What this task involves:
Count how many lines in the material below hold the word "components"; the reply is that number alone.

Data to use:

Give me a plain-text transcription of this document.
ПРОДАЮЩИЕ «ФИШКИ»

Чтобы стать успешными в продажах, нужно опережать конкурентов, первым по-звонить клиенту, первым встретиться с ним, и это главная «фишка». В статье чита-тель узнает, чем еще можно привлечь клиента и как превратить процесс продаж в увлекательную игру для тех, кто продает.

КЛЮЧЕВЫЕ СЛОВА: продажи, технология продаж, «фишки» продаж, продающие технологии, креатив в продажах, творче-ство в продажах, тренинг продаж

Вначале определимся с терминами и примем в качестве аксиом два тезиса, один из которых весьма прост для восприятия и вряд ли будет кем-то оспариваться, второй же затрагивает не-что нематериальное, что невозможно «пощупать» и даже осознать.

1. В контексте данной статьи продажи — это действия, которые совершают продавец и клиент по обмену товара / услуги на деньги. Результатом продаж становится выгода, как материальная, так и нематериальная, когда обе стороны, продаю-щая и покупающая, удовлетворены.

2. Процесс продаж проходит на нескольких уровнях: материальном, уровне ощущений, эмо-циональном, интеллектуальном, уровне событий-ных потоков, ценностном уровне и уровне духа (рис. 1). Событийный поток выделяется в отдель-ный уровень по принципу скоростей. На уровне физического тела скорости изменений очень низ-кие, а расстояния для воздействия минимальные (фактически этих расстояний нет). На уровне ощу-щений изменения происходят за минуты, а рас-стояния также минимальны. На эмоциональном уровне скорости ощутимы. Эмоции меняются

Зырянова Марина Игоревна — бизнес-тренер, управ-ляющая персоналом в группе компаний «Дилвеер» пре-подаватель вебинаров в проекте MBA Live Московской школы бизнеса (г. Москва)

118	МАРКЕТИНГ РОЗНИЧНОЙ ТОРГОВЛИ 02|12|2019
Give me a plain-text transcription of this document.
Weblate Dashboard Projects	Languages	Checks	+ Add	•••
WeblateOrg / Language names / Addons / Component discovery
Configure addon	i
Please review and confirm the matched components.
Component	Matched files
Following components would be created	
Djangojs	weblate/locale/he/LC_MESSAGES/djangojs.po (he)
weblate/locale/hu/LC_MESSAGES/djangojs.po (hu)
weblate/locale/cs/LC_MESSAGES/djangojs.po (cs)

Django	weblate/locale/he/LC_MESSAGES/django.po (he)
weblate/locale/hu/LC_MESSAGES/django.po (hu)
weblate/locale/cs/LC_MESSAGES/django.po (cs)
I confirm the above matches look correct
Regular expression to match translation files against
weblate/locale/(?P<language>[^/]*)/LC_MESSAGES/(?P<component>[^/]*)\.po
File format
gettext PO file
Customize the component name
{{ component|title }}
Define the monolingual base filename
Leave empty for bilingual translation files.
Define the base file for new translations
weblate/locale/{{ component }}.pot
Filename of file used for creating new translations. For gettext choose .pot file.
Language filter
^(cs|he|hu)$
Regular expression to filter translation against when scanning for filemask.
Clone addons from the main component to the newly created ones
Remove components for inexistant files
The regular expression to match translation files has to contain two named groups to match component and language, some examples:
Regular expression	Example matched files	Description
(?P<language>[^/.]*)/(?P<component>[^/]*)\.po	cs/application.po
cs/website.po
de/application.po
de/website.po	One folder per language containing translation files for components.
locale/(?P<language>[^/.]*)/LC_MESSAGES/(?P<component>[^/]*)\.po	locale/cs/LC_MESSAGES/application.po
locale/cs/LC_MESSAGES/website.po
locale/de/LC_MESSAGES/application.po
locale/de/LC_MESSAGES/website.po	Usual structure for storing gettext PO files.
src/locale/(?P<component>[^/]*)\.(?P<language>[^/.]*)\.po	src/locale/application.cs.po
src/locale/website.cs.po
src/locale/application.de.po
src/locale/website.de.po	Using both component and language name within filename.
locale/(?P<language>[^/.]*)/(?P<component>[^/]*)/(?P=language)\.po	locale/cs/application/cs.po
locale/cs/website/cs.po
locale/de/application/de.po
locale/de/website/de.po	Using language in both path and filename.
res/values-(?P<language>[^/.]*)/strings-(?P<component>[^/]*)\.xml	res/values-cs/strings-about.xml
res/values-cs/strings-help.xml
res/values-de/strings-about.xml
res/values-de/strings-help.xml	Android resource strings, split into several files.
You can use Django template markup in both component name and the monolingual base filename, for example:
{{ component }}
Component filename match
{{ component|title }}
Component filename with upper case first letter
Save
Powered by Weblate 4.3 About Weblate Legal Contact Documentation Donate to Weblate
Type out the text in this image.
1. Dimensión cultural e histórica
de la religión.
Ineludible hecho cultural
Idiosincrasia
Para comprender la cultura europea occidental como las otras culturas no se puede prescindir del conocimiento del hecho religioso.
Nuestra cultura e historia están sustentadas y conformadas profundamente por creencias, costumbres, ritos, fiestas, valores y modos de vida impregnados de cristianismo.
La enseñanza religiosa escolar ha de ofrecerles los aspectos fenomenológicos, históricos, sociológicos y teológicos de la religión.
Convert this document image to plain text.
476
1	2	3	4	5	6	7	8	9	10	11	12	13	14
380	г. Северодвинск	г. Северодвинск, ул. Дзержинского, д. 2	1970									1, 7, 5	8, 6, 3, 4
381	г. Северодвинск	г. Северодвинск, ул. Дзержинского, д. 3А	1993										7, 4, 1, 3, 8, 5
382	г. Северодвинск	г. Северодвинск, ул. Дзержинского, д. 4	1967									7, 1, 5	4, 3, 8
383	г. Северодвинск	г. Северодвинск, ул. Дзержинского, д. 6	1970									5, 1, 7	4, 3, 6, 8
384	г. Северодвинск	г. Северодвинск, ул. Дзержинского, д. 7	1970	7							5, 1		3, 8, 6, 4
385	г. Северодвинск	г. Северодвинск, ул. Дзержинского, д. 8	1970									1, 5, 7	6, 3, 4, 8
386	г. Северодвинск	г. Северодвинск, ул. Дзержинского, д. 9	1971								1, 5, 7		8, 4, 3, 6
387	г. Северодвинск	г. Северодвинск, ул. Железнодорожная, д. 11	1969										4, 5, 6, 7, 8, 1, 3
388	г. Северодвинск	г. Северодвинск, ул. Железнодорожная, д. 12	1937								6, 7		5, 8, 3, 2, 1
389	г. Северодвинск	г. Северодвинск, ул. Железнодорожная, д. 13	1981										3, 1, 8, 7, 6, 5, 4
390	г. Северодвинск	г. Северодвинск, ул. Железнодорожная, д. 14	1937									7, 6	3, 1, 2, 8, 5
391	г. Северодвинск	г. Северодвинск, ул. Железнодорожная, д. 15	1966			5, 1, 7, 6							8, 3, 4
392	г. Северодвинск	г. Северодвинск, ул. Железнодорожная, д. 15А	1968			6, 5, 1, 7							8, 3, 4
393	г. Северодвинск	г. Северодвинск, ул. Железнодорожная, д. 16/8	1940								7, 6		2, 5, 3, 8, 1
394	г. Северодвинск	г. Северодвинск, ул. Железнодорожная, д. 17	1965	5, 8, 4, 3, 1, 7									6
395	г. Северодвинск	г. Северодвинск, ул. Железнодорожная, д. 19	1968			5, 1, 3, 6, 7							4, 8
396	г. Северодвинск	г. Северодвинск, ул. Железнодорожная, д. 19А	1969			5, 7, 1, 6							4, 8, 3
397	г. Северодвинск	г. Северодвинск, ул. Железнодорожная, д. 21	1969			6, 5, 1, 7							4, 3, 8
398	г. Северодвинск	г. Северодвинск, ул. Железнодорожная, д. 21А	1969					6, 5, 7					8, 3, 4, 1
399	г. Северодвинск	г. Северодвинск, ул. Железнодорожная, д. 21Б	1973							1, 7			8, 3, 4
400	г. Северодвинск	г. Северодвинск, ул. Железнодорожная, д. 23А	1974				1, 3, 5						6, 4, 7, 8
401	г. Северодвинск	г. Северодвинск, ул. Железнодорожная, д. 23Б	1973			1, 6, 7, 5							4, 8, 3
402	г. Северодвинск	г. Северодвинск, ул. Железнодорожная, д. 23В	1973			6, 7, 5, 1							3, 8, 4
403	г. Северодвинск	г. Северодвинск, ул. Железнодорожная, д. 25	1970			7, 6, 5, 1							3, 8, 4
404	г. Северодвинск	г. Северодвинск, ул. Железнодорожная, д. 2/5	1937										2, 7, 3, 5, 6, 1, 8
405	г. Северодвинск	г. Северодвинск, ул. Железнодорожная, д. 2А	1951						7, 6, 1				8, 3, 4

Answer for the task:
4